Dataset listings of figures
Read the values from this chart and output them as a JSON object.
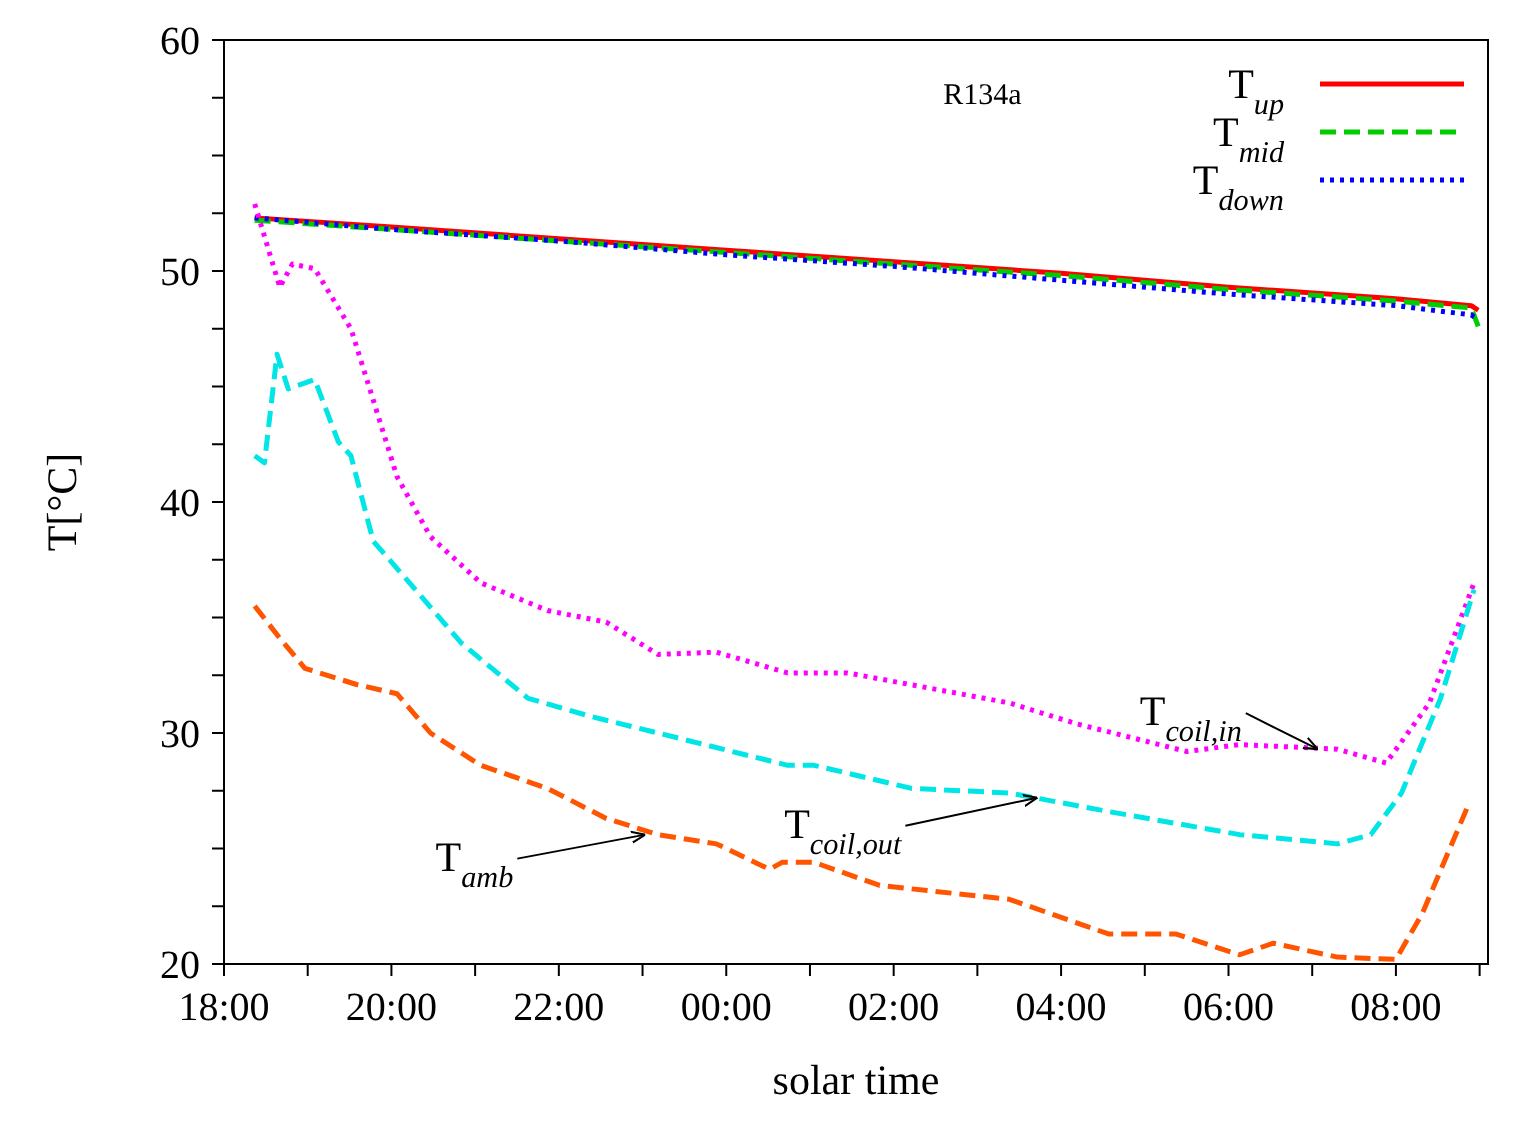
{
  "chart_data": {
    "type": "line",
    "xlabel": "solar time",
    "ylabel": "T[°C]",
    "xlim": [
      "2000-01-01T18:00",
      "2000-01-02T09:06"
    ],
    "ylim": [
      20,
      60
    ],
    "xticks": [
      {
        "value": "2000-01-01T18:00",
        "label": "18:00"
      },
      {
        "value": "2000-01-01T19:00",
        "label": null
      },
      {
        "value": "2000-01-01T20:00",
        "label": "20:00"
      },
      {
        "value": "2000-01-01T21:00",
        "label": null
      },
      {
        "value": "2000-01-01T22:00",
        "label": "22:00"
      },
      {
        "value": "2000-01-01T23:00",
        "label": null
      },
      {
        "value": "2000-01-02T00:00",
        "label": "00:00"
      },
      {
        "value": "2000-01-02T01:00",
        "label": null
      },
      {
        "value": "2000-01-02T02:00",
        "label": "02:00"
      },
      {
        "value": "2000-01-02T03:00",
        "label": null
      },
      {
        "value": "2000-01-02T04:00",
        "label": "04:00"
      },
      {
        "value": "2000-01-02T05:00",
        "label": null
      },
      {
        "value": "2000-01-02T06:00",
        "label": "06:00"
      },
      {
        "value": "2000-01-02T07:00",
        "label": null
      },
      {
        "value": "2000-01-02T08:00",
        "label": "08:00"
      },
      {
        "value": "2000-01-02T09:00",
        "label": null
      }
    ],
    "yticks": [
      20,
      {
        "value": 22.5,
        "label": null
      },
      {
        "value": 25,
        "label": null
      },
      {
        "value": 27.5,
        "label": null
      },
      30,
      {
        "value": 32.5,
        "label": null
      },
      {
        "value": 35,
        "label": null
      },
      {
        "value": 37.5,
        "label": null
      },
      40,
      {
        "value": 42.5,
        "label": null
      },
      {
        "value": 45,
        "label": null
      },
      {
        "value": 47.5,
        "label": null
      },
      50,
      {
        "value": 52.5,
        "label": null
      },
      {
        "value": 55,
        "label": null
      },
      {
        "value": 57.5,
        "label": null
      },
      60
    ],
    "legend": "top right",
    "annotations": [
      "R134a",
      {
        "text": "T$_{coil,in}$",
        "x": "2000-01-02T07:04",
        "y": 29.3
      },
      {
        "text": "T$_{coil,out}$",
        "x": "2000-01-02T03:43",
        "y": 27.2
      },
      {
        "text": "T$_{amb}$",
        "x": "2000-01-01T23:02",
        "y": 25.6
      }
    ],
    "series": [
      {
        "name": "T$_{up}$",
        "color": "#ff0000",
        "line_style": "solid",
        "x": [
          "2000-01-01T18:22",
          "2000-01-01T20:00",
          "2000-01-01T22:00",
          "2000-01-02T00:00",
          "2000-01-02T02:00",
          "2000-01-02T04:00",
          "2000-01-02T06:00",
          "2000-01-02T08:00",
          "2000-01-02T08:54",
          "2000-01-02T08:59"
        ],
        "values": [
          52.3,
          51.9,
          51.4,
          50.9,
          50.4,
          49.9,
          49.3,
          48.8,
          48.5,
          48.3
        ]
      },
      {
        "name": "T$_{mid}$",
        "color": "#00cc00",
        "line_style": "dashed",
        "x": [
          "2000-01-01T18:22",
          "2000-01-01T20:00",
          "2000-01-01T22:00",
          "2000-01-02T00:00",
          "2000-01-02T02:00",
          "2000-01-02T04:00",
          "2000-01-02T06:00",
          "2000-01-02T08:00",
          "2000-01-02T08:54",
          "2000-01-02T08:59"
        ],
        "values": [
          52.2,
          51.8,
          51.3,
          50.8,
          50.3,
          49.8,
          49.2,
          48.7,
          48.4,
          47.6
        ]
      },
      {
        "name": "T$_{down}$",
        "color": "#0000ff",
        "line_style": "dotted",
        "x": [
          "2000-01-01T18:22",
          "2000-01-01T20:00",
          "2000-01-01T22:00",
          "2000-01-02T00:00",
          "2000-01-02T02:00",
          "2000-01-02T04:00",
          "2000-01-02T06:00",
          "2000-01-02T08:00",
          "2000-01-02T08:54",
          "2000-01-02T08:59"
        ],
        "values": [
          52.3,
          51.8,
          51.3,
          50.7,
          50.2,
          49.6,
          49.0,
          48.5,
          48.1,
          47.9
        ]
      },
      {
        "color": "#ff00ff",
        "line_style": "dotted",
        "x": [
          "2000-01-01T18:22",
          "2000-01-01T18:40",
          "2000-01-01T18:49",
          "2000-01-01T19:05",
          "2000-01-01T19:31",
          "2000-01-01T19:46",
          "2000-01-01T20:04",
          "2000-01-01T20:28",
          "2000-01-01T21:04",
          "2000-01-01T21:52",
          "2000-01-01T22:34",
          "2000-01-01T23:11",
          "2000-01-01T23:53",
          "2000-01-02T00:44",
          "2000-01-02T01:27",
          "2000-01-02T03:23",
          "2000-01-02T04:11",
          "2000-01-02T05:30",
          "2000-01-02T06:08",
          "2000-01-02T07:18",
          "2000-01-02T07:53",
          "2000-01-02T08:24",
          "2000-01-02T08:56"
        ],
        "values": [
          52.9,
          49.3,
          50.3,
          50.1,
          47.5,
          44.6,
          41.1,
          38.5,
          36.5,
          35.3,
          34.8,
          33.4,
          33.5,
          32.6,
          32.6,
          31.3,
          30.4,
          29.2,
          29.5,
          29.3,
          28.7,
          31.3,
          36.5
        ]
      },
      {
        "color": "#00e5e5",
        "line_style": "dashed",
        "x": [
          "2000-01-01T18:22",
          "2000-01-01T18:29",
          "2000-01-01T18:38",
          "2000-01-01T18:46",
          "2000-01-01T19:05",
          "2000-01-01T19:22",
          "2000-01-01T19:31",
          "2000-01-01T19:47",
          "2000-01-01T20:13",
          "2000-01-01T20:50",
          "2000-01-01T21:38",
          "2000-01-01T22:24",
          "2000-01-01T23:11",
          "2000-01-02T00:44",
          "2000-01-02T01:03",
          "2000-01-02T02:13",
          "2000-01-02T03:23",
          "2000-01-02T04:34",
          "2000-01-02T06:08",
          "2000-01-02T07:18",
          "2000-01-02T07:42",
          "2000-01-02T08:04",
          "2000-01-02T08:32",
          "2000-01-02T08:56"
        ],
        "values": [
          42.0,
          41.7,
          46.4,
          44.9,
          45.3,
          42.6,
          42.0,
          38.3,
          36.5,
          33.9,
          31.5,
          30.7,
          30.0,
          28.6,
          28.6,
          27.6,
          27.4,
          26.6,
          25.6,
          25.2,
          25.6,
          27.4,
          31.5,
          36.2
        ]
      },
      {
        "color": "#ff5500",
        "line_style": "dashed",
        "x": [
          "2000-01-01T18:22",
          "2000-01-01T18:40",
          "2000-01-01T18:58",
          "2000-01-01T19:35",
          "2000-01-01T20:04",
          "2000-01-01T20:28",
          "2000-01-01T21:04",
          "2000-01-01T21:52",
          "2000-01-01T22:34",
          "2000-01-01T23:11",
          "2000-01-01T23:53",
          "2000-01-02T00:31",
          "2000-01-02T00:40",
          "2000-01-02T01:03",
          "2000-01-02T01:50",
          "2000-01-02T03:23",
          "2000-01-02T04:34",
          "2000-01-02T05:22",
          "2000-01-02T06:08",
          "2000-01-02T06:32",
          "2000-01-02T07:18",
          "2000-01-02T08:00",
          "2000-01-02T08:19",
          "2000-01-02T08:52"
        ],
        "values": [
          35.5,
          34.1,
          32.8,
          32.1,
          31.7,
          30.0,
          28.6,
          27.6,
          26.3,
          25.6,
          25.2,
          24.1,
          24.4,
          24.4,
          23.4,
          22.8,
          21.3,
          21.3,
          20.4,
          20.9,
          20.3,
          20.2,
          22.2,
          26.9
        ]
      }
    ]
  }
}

■ **Task to complete**
Print out every entry above without changing a word, and leave out the pictures.

■ **Worked solution**
Read the values from this chart and output them as a JSON object.
{
  "chart_data": {
    "type": "line",
    "xlabel": "solar time",
    "ylabel": "T[°C]",
    "xlim": [
      "2000-01-01T18:00",
      "2000-01-02T09:06"
    ],
    "ylim": [
      20,
      60
    ],
    "xticks": [
      {
        "value": "2000-01-01T18:00",
        "label": "18:00"
      },
      {
        "value": "2000-01-01T19:00",
        "label": null
      },
      {
        "value": "2000-01-01T20:00",
        "label": "20:00"
      },
      {
        "value": "2000-01-01T21:00",
        "label": null
      },
      {
        "value": "2000-01-01T22:00",
        "label": "22:00"
      },
      {
        "value": "2000-01-01T23:00",
        "label": null
      },
      {
        "value": "2000-01-02T00:00",
        "label": "00:00"
      },
      {
        "value": "2000-01-02T01:00",
        "label": null
      },
      {
        "value": "2000-01-02T02:00",
        "label": "02:00"
      },
      {
        "value": "2000-01-02T03:00",
        "label": null
      },
      {
        "value": "2000-01-02T04:00",
        "label": "04:00"
      },
      {
        "value": "2000-01-02T05:00",
        "label": null
      },
      {
        "value": "2000-01-02T06:00",
        "label": "06:00"
      },
      {
        "value": "2000-01-02T07:00",
        "label": null
      },
      {
        "value": "2000-01-02T08:00",
        "label": "08:00"
      },
      {
        "value": "2000-01-02T09:00",
        "label": null
      }
    ],
    "yticks": [
      20,
      {
        "value": 22.5,
        "label": null
      },
      {
        "value": 25,
        "label": null
      },
      {
        "value": 27.5,
        "label": null
      },
      30,
      {
        "value": 32.5,
        "label": null
      },
      {
        "value": 35,
        "label": null
      },
      {
        "value": 37.5,
        "label": null
      },
      40,
      {
        "value": 42.5,
        "label": null
      },
      {
        "value": 45,
        "label": null
      },
      {
        "value": 47.5,
        "label": null
      },
      50,
      {
        "value": 52.5,
        "label": null
      },
      {
        "value": 55,
        "label": null
      },
      {
        "value": 57.5,
        "label": null
      },
      60
    ],
    "legend": "top right",
    "annotations": [
      "R134a",
      {
        "text": "T$_{coil,in}$",
        "x": "2000-01-02T07:04",
        "y": 29.3
      },
      {
        "text": "T$_{coil,out}$",
        "x": "2000-01-02T03:43",
        "y": 27.2
      },
      {
        "text": "T$_{amb}$",
        "x": "2000-01-01T23:02",
        "y": 25.6
      }
    ],
    "series": [
      {
        "name": "T$_{up}$",
        "color": "#ff0000",
        "line_style": "solid",
        "x": [
          "2000-01-01T18:22",
          "2000-01-01T20:00",
          "2000-01-01T22:00",
          "2000-01-02T00:00",
          "2000-01-02T02:00",
          "2000-01-02T04:00",
          "2000-01-02T06:00",
          "2000-01-02T08:00",
          "2000-01-02T08:54",
          "2000-01-02T08:59"
        ],
        "values": [
          52.3,
          51.9,
          51.4,
          50.9,
          50.4,
          49.9,
          49.3,
          48.8,
          48.5,
          48.3
        ]
      },
      {
        "name": "T$_{mid}$",
        "color": "#00cc00",
        "line_style": "dashed",
        "x": [
          "2000-01-01T18:22",
          "2000-01-01T20:00",
          "2000-01-01T22:00",
          "2000-01-02T00:00",
          "2000-01-02T02:00",
          "2000-01-02T04:00",
          "2000-01-02T06:00",
          "2000-01-02T08:00",
          "2000-01-02T08:54",
          "2000-01-02T08:59"
        ],
        "values": [
          52.2,
          51.8,
          51.3,
          50.8,
          50.3,
          49.8,
          49.2,
          48.7,
          48.4,
          47.6
        ]
      },
      {
        "name": "T$_{down}$",
        "color": "#0000ff",
        "line_style": "dotted",
        "x": [
          "2000-01-01T18:22",
          "2000-01-01T20:00",
          "2000-01-01T22:00",
          "2000-01-02T00:00",
          "2000-01-02T02:00",
          "2000-01-02T04:00",
          "2000-01-02T06:00",
          "2000-01-02T08:00",
          "2000-01-02T08:54",
          "2000-01-02T08:59"
        ],
        "values": [
          52.3,
          51.8,
          51.3,
          50.7,
          50.2,
          49.6,
          49.0,
          48.5,
          48.1,
          47.9
        ]
      },
      {
        "color": "#ff00ff",
        "line_style": "dotted",
        "x": [
          "2000-01-01T18:22",
          "2000-01-01T18:40",
          "2000-01-01T18:49",
          "2000-01-01T19:05",
          "2000-01-01T19:31",
          "2000-01-01T19:46",
          "2000-01-01T20:04",
          "2000-01-01T20:28",
          "2000-01-01T21:04",
          "2000-01-01T21:52",
          "2000-01-01T22:34",
          "2000-01-01T23:11",
          "2000-01-01T23:53",
          "2000-01-02T00:44",
          "2000-01-02T01:27",
          "2000-01-02T03:23",
          "2000-01-02T04:11",
          "2000-01-02T05:30",
          "2000-01-02T06:08",
          "2000-01-02T07:18",
          "2000-01-02T07:53",
          "2000-01-02T08:24",
          "2000-01-02T08:56"
        ],
        "values": [
          52.9,
          49.3,
          50.3,
          50.1,
          47.5,
          44.6,
          41.1,
          38.5,
          36.5,
          35.3,
          34.8,
          33.4,
          33.5,
          32.6,
          32.6,
          31.3,
          30.4,
          29.2,
          29.5,
          29.3,
          28.7,
          31.3,
          36.5
        ]
      },
      {
        "color": "#00e5e5",
        "line_style": "dashed",
        "x": [
          "2000-01-01T18:22",
          "2000-01-01T18:29",
          "2000-01-01T18:38",
          "2000-01-01T18:46",
          "2000-01-01T19:05",
          "2000-01-01T19:22",
          "2000-01-01T19:31",
          "2000-01-01T19:47",
          "2000-01-01T20:13",
          "2000-01-01T20:50",
          "2000-01-01T21:38",
          "2000-01-01T22:24",
          "2000-01-01T23:11",
          "2000-01-02T00:44",
          "2000-01-02T01:03",
          "2000-01-02T02:13",
          "2000-01-02T03:23",
          "2000-01-02T04:34",
          "2000-01-02T06:08",
          "2000-01-02T07:18",
          "2000-01-02T07:42",
          "2000-01-02T08:04",
          "2000-01-02T08:32",
          "2000-01-02T08:56"
        ],
        "values": [
          42.0,
          41.7,
          46.4,
          44.9,
          45.3,
          42.6,
          42.0,
          38.3,
          36.5,
          33.9,
          31.5,
          30.7,
          30.0,
          28.6,
          28.6,
          27.6,
          27.4,
          26.6,
          25.6,
          25.2,
          25.6,
          27.4,
          31.5,
          36.2
        ]
      },
      {
        "color": "#ff5500",
        "line_style": "dashed",
        "x": [
          "2000-01-01T18:22",
          "2000-01-01T18:40",
          "2000-01-01T18:58",
          "2000-01-01T19:35",
          "2000-01-01T20:04",
          "2000-01-01T20:28",
          "2000-01-01T21:04",
          "2000-01-01T21:52",
          "2000-01-01T22:34",
          "2000-01-01T23:11",
          "2000-01-01T23:53",
          "2000-01-02T00:31",
          "2000-01-02T00:40",
          "2000-01-02T01:03",
          "2000-01-02T01:50",
          "2000-01-02T03:23",
          "2000-01-02T04:34",
          "2000-01-02T05:22",
          "2000-01-02T06:08",
          "2000-01-02T06:32",
          "2000-01-02T07:18",
          "2000-01-02T08:00",
          "2000-01-02T08:19",
          "2000-01-02T08:52"
        ],
        "values": [
          35.5,
          34.1,
          32.8,
          32.1,
          31.7,
          30.0,
          28.6,
          27.6,
          26.3,
          25.6,
          25.2,
          24.1,
          24.4,
          24.4,
          23.4,
          22.8,
          21.3,
          21.3,
          20.4,
          20.9,
          20.3,
          20.2,
          22.2,
          26.9
        ]
      }
    ]
  }
}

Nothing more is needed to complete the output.